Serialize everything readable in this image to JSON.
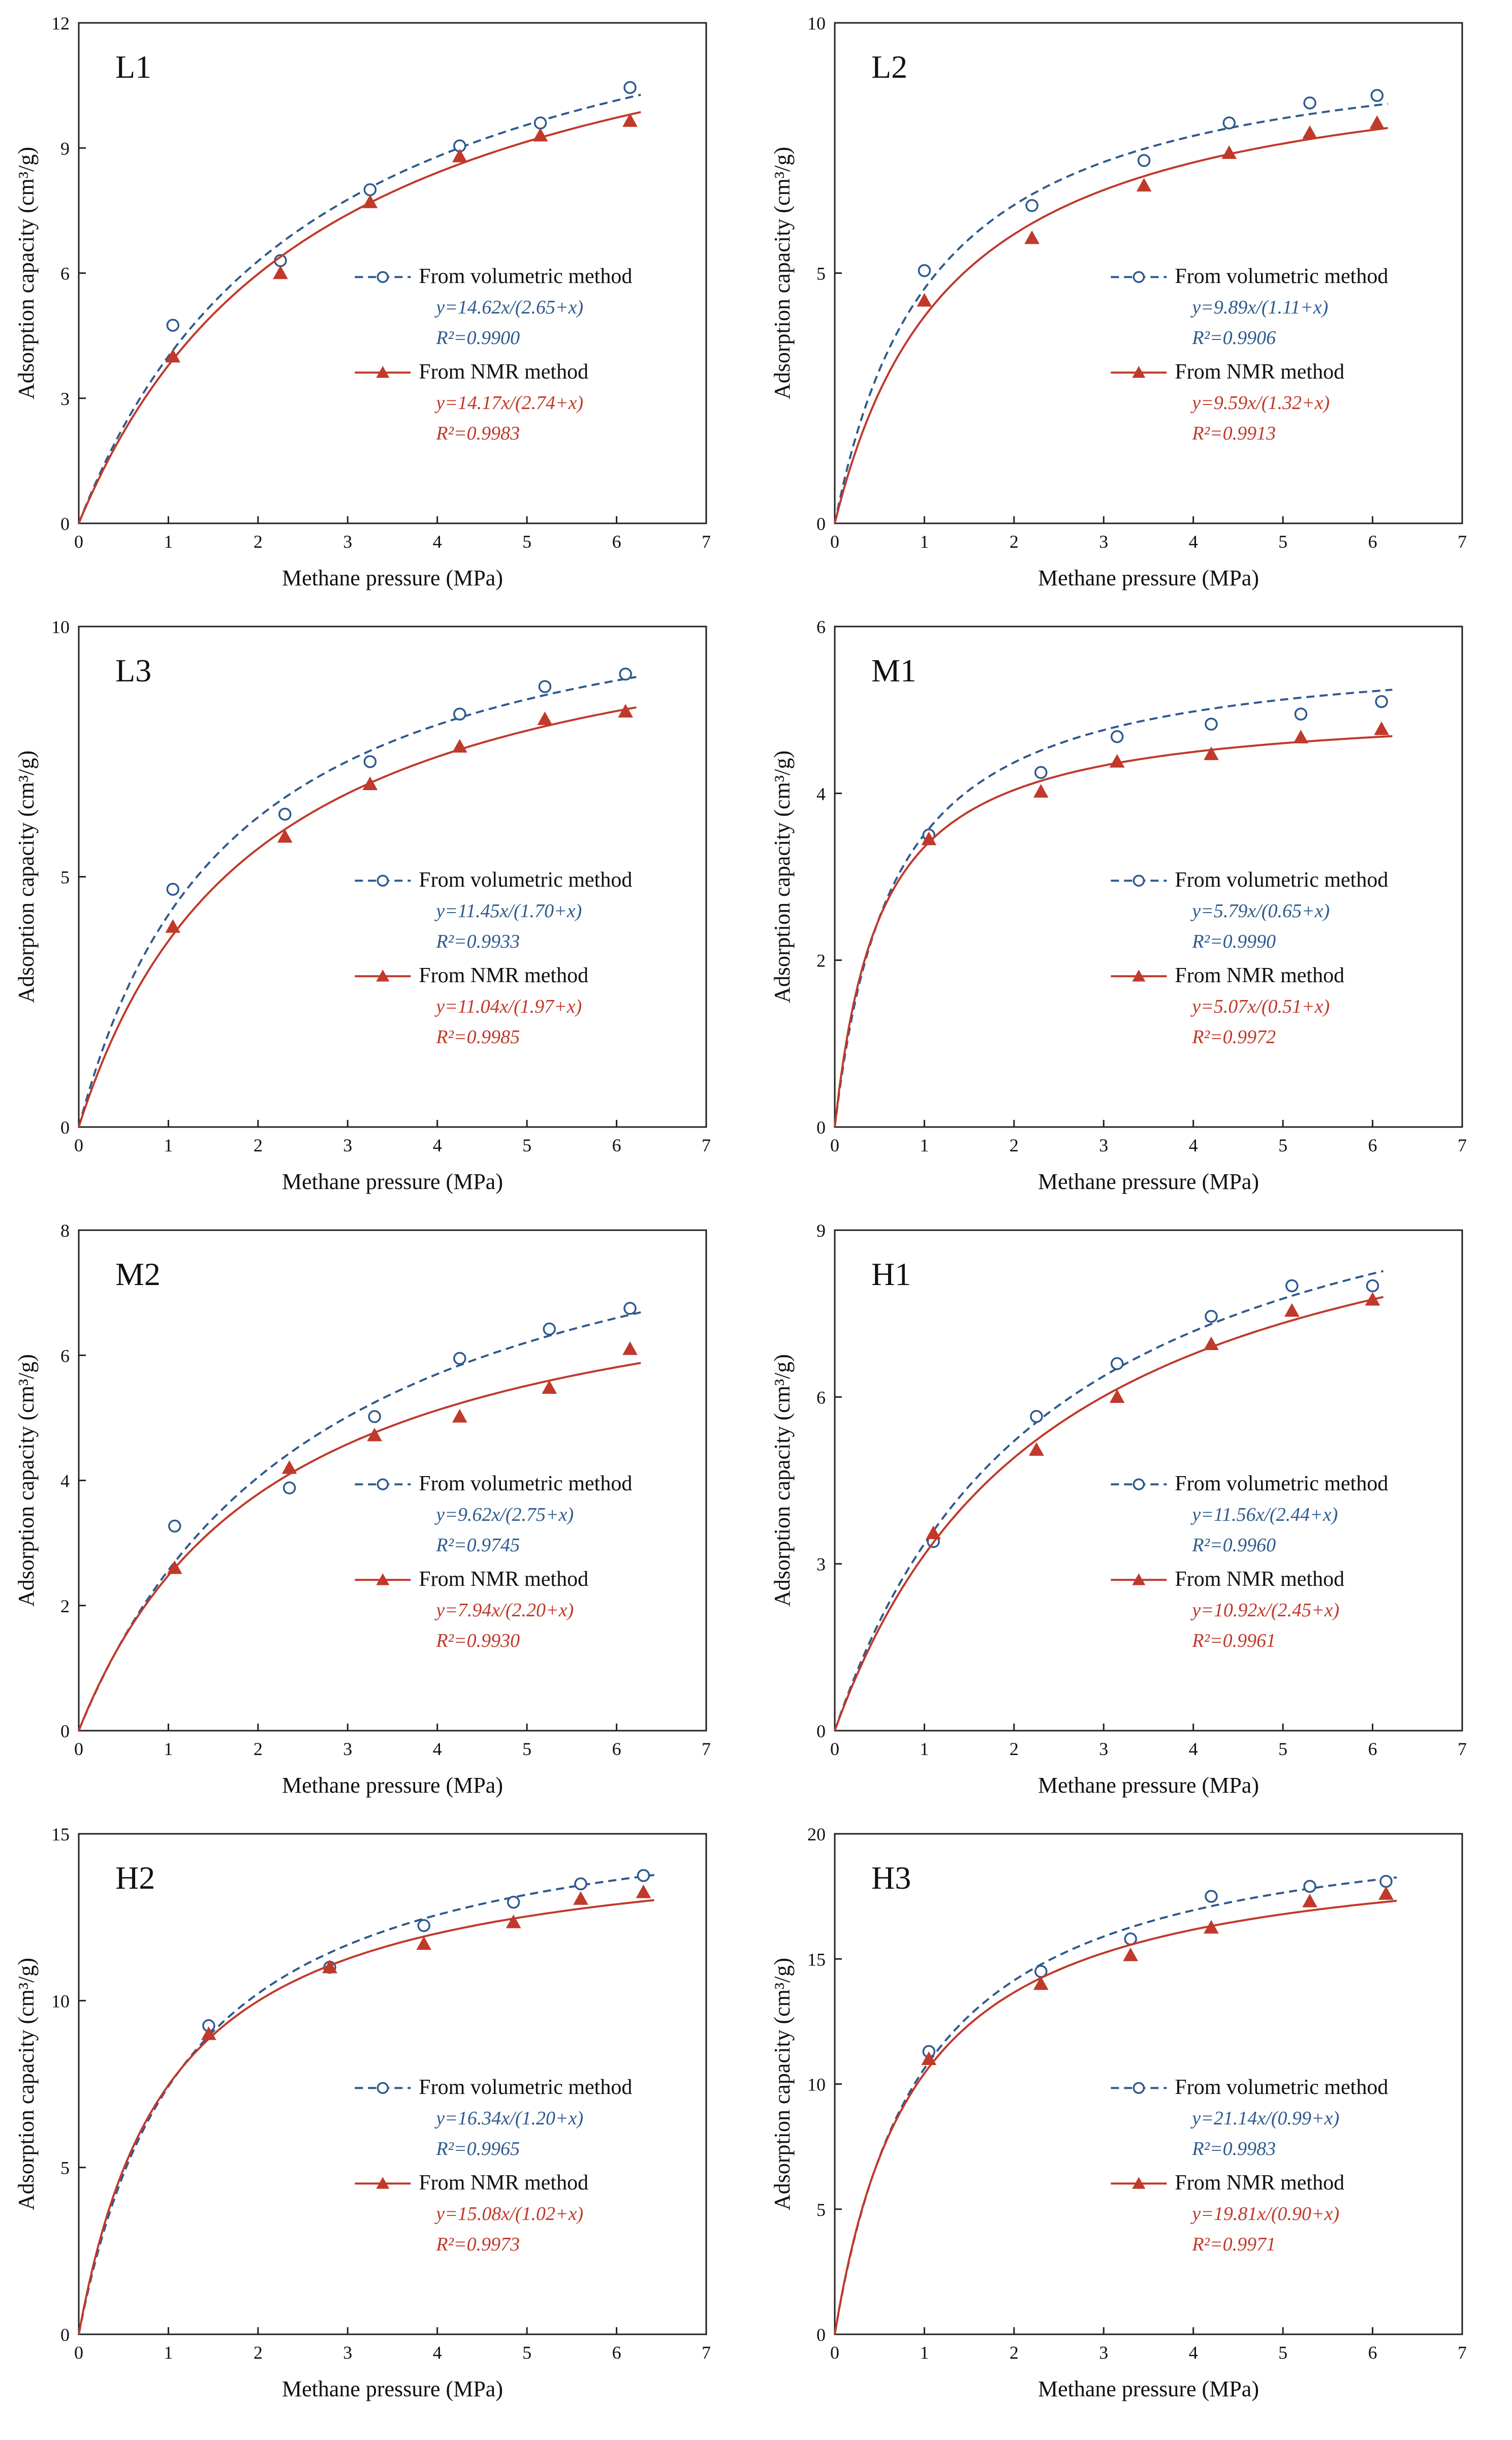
{
  "figure": {
    "xlabel": "Methane pressure (MPa)",
    "ylabel": "Adsorption capacity (cm³/g)"
  },
  "chart_data": [
    {
      "id": "L1",
      "type": "scatter+line",
      "title": "L1",
      "xlim": [
        0,
        7
      ],
      "ylim": [
        0,
        12
      ],
      "xticks": [
        0,
        1,
        2,
        3,
        4,
        5,
        6,
        7
      ],
      "yticks": [
        0,
        3,
        6,
        9,
        12
      ],
      "xlabel": "Methane pressure (MPa)",
      "ylabel": "Adsorption capacity (cm³/g)",
      "series": [
        {
          "name": "From volumetric method",
          "marker": "circle",
          "line": "dashed",
          "color": "#2e5a8e",
          "fit": {
            "a": 14.62,
            "b": 2.65
          },
          "equation": "y=14.62x/(2.65+x)",
          "r2": "R²=0.9900",
          "x": [
            1.05,
            2.25,
            3.25,
            4.25,
            5.15,
            6.15
          ],
          "y": [
            4.75,
            6.3,
            8.0,
            9.05,
            9.6,
            10.45
          ]
        },
        {
          "name": "From NMR method",
          "marker": "triangle",
          "line": "solid",
          "color": "#c0392b",
          "fit": {
            "a": 14.17,
            "b": 2.74
          },
          "equation": "y=14.17x/(2.74+x)",
          "r2": "R²=0.9983",
          "x": [
            1.05,
            2.25,
            3.25,
            4.25,
            5.15,
            6.15
          ],
          "y": [
            4.0,
            6.0,
            7.7,
            8.8,
            9.3,
            9.65
          ]
        }
      ]
    },
    {
      "id": "L2",
      "type": "scatter+line",
      "title": "L2",
      "xlim": [
        0,
        7
      ],
      "ylim": [
        0,
        10
      ],
      "xticks": [
        0,
        1,
        2,
        3,
        4,
        5,
        6,
        7
      ],
      "yticks": [
        0,
        5,
        10
      ],
      "xlabel": "Methane pressure (MPa)",
      "ylabel": "Adsorption capacity (cm³/g)",
      "series": [
        {
          "name": "From volumetric method",
          "marker": "circle",
          "line": "dashed",
          "color": "#2e5a8e",
          "fit": {
            "a": 9.89,
            "b": 1.11
          },
          "equation": "y=9.89x/(1.11+x)",
          "r2": "R²=0.9906",
          "x": [
            1.0,
            2.2,
            3.45,
            4.4,
            5.3,
            6.05
          ],
          "y": [
            5.05,
            6.35,
            7.25,
            8.0,
            8.4,
            8.55
          ]
        },
        {
          "name": "From NMR method",
          "marker": "triangle",
          "line": "solid",
          "color": "#c0392b",
          "fit": {
            "a": 9.59,
            "b": 1.32
          },
          "equation": "y=9.59x/(1.32+x)",
          "r2": "R²=0.9913",
          "x": [
            1.0,
            2.2,
            3.45,
            4.4,
            5.3,
            6.05
          ],
          "y": [
            4.45,
            5.7,
            6.75,
            7.4,
            7.8,
            8.0
          ]
        }
      ]
    },
    {
      "id": "L3",
      "type": "scatter+line",
      "title": "L3",
      "xlim": [
        0,
        7
      ],
      "ylim": [
        0,
        10
      ],
      "xticks": [
        0,
        1,
        2,
        3,
        4,
        5,
        6,
        7
      ],
      "yticks": [
        0,
        5,
        10
      ],
      "xlabel": "Methane pressure (MPa)",
      "ylabel": "Adsorption capacity (cm³/g)",
      "series": [
        {
          "name": "From volumetric method",
          "marker": "circle",
          "line": "dashed",
          "color": "#2e5a8e",
          "fit": {
            "a": 11.45,
            "b": 1.7
          },
          "equation": "y=11.45x/(1.70+x)",
          "r2": "R²=0.9933",
          "x": [
            1.05,
            2.3,
            3.25,
            4.25,
            5.2,
            6.1
          ],
          "y": [
            4.75,
            6.25,
            7.3,
            8.25,
            8.8,
            9.05
          ]
        },
        {
          "name": "From NMR method",
          "marker": "triangle",
          "line": "solid",
          "color": "#c0392b",
          "fit": {
            "a": 11.04,
            "b": 1.97
          },
          "equation": "y=11.04x/(1.97+x)",
          "r2": "R²=0.9985",
          "x": [
            1.05,
            2.3,
            3.25,
            4.25,
            5.2,
            6.1
          ],
          "y": [
            4.0,
            5.8,
            6.85,
            7.6,
            8.15,
            8.3
          ]
        }
      ]
    },
    {
      "id": "M1",
      "type": "scatter+line",
      "title": "M1",
      "xlim": [
        0,
        7
      ],
      "ylim": [
        0,
        6
      ],
      "xticks": [
        0,
        1,
        2,
        3,
        4,
        5,
        6,
        7
      ],
      "yticks": [
        0,
        2,
        4,
        6
      ],
      "xlabel": "Methane pressure (MPa)",
      "ylabel": "Adsorption capacity (cm³/g)",
      "series": [
        {
          "name": "From volumetric method",
          "marker": "circle",
          "line": "dashed",
          "color": "#2e5a8e",
          "fit": {
            "a": 5.79,
            "b": 0.65
          },
          "equation": "y=5.79x/(0.65+x)",
          "r2": "R²=0.9990",
          "x": [
            1.05,
            2.3,
            3.15,
            4.2,
            5.2,
            6.1
          ],
          "y": [
            3.5,
            4.25,
            4.68,
            4.83,
            4.95,
            5.1
          ]
        },
        {
          "name": "From NMR method",
          "marker": "triangle",
          "line": "solid",
          "color": "#c0392b",
          "fit": {
            "a": 5.07,
            "b": 0.51
          },
          "equation": "y=5.07x/(0.51+x)",
          "r2": "R²=0.9972",
          "x": [
            1.05,
            2.3,
            3.15,
            4.2,
            5.2,
            6.1
          ],
          "y": [
            3.45,
            4.02,
            4.38,
            4.47,
            4.67,
            4.77
          ]
        }
      ]
    },
    {
      "id": "M2",
      "type": "scatter+line",
      "title": "M2",
      "xlim": [
        0,
        7
      ],
      "ylim": [
        0,
        8
      ],
      "xticks": [
        0,
        1,
        2,
        3,
        4,
        5,
        6,
        7
      ],
      "yticks": [
        0,
        2,
        4,
        6,
        8
      ],
      "xlabel": "Methane pressure (MPa)",
      "ylabel": "Adsorption capacity (cm³/g)",
      "series": [
        {
          "name": "From volumetric method",
          "marker": "circle",
          "line": "dashed",
          "color": "#2e5a8e",
          "fit": {
            "a": 9.62,
            "b": 2.75
          },
          "equation": "y=9.62x/(2.75+x)",
          "r2": "R²=0.9745",
          "x": [
            1.07,
            2.35,
            3.3,
            4.25,
            5.25,
            6.15
          ],
          "y": [
            3.27,
            3.88,
            5.02,
            5.95,
            6.42,
            6.75
          ]
        },
        {
          "name": "From NMR method",
          "marker": "triangle",
          "line": "solid",
          "color": "#c0392b",
          "fit": {
            "a": 7.94,
            "b": 2.2
          },
          "equation": "y=7.94x/(2.20+x)",
          "r2": "R²=0.9930",
          "x": [
            1.07,
            2.35,
            3.3,
            4.25,
            5.25,
            6.15
          ],
          "y": [
            2.6,
            4.2,
            4.72,
            5.02,
            5.48,
            6.1
          ]
        }
      ]
    },
    {
      "id": "H1",
      "type": "scatter+line",
      "title": "H1",
      "xlim": [
        0,
        7
      ],
      "ylim": [
        0,
        9
      ],
      "xticks": [
        0,
        1,
        2,
        3,
        4,
        5,
        6,
        7
      ],
      "yticks": [
        0,
        3,
        6,
        9
      ],
      "xlabel": "Methane pressure (MPa)",
      "ylabel": "Adsorption capacity (cm³/g)",
      "series": [
        {
          "name": "From volumetric method",
          "marker": "circle",
          "line": "dashed",
          "color": "#2e5a8e",
          "fit": {
            "a": 11.56,
            "b": 2.44
          },
          "equation": "y=11.56x/(2.44+x)",
          "r2": "R²=0.9960",
          "x": [
            1.1,
            2.25,
            3.15,
            4.2,
            5.1,
            6.0
          ],
          "y": [
            3.4,
            5.65,
            6.6,
            7.45,
            8.0,
            8.0
          ]
        },
        {
          "name": "From NMR method",
          "marker": "triangle",
          "line": "solid",
          "color": "#c0392b",
          "fit": {
            "a": 10.92,
            "b": 2.45
          },
          "equation": "y=10.92x/(2.45+x)",
          "r2": "R²=0.9961",
          "x": [
            1.1,
            2.25,
            3.15,
            4.2,
            5.1,
            6.0
          ],
          "y": [
            3.55,
            5.05,
            6.0,
            6.95,
            7.55,
            7.75
          ]
        }
      ]
    },
    {
      "id": "H2",
      "type": "scatter+line",
      "title": "H2",
      "xlim": [
        0,
        7
      ],
      "ylim": [
        0,
        15
      ],
      "xticks": [
        0,
        1,
        2,
        3,
        4,
        5,
        6,
        7
      ],
      "yticks": [
        0,
        5,
        10,
        15
      ],
      "xlabel": "Methane pressure (MPa)",
      "ylabel": "Adsorption capacity (cm³/g)",
      "series": [
        {
          "name": "From volumetric method",
          "marker": "circle",
          "line": "dashed",
          "color": "#2e5a8e",
          "fit": {
            "a": 16.34,
            "b": 1.2
          },
          "equation": "y=16.34x/(1.20+x)",
          "r2": "R²=0.9965",
          "x": [
            1.45,
            2.8,
            3.85,
            4.85,
            5.6,
            6.3
          ],
          "y": [
            9.25,
            11.0,
            12.25,
            12.95,
            13.5,
            13.75
          ]
        },
        {
          "name": "From NMR method",
          "marker": "triangle",
          "line": "solid",
          "color": "#c0392b",
          "fit": {
            "a": 15.08,
            "b": 1.02
          },
          "equation": "y=15.08x/(1.02+x)",
          "r2": "R²=0.9973",
          "x": [
            1.45,
            2.8,
            3.85,
            4.85,
            5.6,
            6.3
          ],
          "y": [
            9.0,
            11.0,
            11.7,
            12.35,
            13.05,
            13.25
          ]
        }
      ]
    },
    {
      "id": "H3",
      "type": "scatter+line",
      "title": "H3",
      "xlim": [
        0,
        7
      ],
      "ylim": [
        0,
        20
      ],
      "xticks": [
        0,
        1,
        2,
        3,
        4,
        5,
        6,
        7
      ],
      "yticks": [
        0,
        5,
        10,
        15,
        20
      ],
      "xlabel": "Methane pressure (MPa)",
      "ylabel": "Adsorption capacity (cm³/g)",
      "series": [
        {
          "name": "From volumetric method",
          "marker": "circle",
          "line": "dashed",
          "color": "#2e5a8e",
          "fit": {
            "a": 21.14,
            "b": 0.99
          },
          "equation": "y=21.14x/(0.99+x)",
          "r2": "R²=0.9983",
          "x": [
            1.05,
            2.3,
            3.3,
            4.2,
            5.3,
            6.15
          ],
          "y": [
            11.3,
            14.5,
            15.8,
            17.5,
            17.9,
            18.1
          ]
        },
        {
          "name": "From NMR method",
          "marker": "triangle",
          "line": "solid",
          "color": "#c0392b",
          "fit": {
            "a": 19.81,
            "b": 0.9
          },
          "equation": "y=19.81x/(0.90+x)",
          "r2": "R²=0.9971",
          "x": [
            1.05,
            2.3,
            3.3,
            4.2,
            5.3,
            6.15
          ],
          "y": [
            11.0,
            14.0,
            15.15,
            16.25,
            17.3,
            17.6
          ]
        }
      ]
    }
  ]
}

- - -

• STATED GOAL: From the listing above, pick out every line containing "title".

• OUTPUT FOR THIS EXERCISE:
      "title": "L1",
      "title": "L2",
      "title": "L3",
      "title": "M1",
      "title": "M2",
      "title": "H1",
      "title": "H2",
      "title": "H3",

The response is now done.